BEGIN SUPPLIED RECORDS
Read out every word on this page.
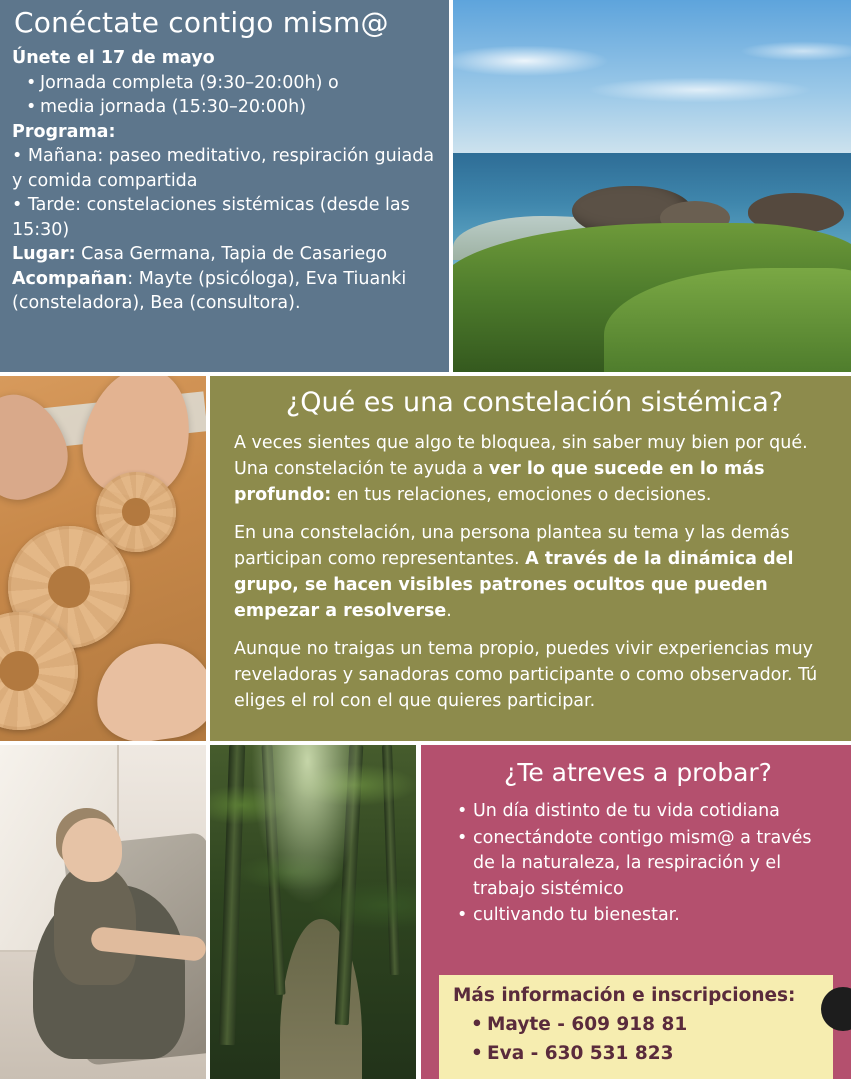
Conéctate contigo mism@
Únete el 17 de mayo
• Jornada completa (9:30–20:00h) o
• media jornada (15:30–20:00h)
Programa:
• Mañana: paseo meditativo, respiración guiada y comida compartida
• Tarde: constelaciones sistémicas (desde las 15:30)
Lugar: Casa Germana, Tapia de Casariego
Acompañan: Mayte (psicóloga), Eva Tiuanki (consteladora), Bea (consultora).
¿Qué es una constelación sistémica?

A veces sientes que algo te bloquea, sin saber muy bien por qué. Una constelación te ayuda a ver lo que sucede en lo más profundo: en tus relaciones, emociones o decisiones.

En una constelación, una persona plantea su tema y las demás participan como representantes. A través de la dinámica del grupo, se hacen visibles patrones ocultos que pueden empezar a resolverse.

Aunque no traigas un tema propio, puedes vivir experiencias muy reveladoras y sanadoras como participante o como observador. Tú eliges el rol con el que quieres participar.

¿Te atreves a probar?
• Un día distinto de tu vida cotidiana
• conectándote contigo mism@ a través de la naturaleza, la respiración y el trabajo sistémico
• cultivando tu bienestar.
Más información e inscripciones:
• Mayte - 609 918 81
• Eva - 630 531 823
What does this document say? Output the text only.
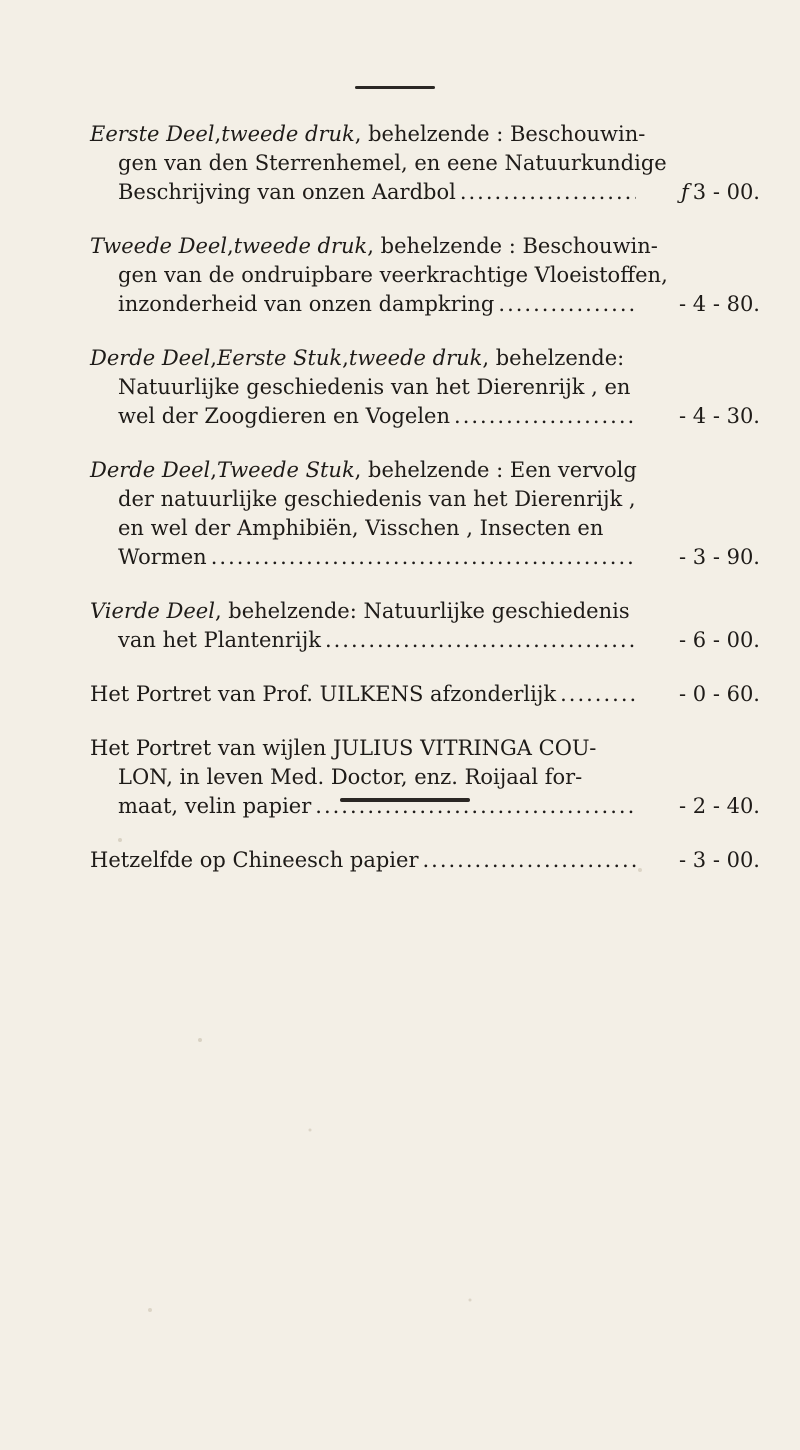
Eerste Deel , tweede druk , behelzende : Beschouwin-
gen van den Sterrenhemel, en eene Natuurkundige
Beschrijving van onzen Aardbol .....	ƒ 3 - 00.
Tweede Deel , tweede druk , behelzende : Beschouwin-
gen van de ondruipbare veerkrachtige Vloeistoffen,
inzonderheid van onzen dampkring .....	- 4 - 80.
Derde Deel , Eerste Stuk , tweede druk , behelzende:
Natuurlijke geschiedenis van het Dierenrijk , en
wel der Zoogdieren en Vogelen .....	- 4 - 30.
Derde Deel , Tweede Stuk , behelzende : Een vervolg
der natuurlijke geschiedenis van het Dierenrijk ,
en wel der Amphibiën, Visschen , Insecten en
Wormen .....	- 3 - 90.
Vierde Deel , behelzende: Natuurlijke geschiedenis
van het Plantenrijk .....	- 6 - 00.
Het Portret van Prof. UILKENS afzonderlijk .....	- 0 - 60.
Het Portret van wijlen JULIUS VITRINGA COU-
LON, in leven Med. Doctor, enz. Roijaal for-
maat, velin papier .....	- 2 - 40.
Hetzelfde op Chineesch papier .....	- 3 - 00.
END SUPPLIED RECORDS
**EXERCISE:** Make an exact copy of every record, pictures excluded.

**PROBLEM SOLUTION:**
Read out every word on this page.
Conéctate contigo mism@
Únete el 17 de mayo
• Jornada completa (9:30–20:00h) o
• media jornada (15:30–20:00h)
Programa:
• Mañana: paseo meditativo, respiración guiada y comida compartida
• Tarde: constelaciones sistémicas (desde las 15:30)
Lugar: Casa Germana, Tapia de Casariego
Acompañan: Mayte (psicóloga), Eva Tiuanki (consteladora), Bea (consultora).
¿Qué es una constelación sistémica?

A veces sientes que algo te bloquea, sin saber muy bien por qué. Una constelación te ayuda a ver lo que sucede en lo más profundo: en tus relaciones, emociones o decisiones.

En una constelación, una persona plantea su tema y las demás participan como representantes. A través de la dinámica del grupo, se hacen visibles patrones ocultos que pueden empezar a resolverse.

Aunque no traigas un tema propio, puedes vivir experiencias muy reveladoras y sanadoras como participante o como observador. Tú eliges el rol con el que quieres participar.

¿Te atreves a probar?
• Un día distinto de tu vida cotidiana
• conectándote contigo mism@ a través de la naturaleza, la respiración y el trabajo sistémico
• cultivando tu bienestar.
Más información e inscripciones:
• Mayte - 609 918 81
• Eva - 630 531 823
What does this document say? Output the text only.
Eerste Deel , tweede druk , behelzende : Beschouwin-
gen van den Sterrenhemel, en eene Natuurkundige
Beschrijving van onzen Aardbol .....	ƒ 3 - 00.
Tweede Deel , tweede druk , behelzende : Beschouwin-
gen van de ondruipbare veerkrachtige Vloeistoffen,
inzonderheid van onzen dampkring .....	- 4 - 80.
Derde Deel , Eerste Stuk , tweede druk , behelzende:
Natuurlijke geschiedenis van het Dierenrijk , en
wel der Zoogdieren en Vogelen .....	- 4 - 30.
Derde Deel , Tweede Stuk , behelzende : Een vervolg
der natuurlijke geschiedenis van het Dierenrijk ,
en wel der Amphibiën, Visschen , Insecten en
Wormen .....	- 3 - 90.
Vierde Deel , behelzende: Natuurlijke geschiedenis
van het Plantenrijk .....	- 6 - 00.
Het Portret van Prof. UILKENS afzonderlijk .....	- 0 - 60.
Het Portret van wijlen JULIUS VITRINGA COU-
LON, in leven Med. Doctor, enz. Roijaal for-
maat, velin papier .....	- 2 - 40.
Hetzelfde op Chineesch papier .....	- 3 - 00.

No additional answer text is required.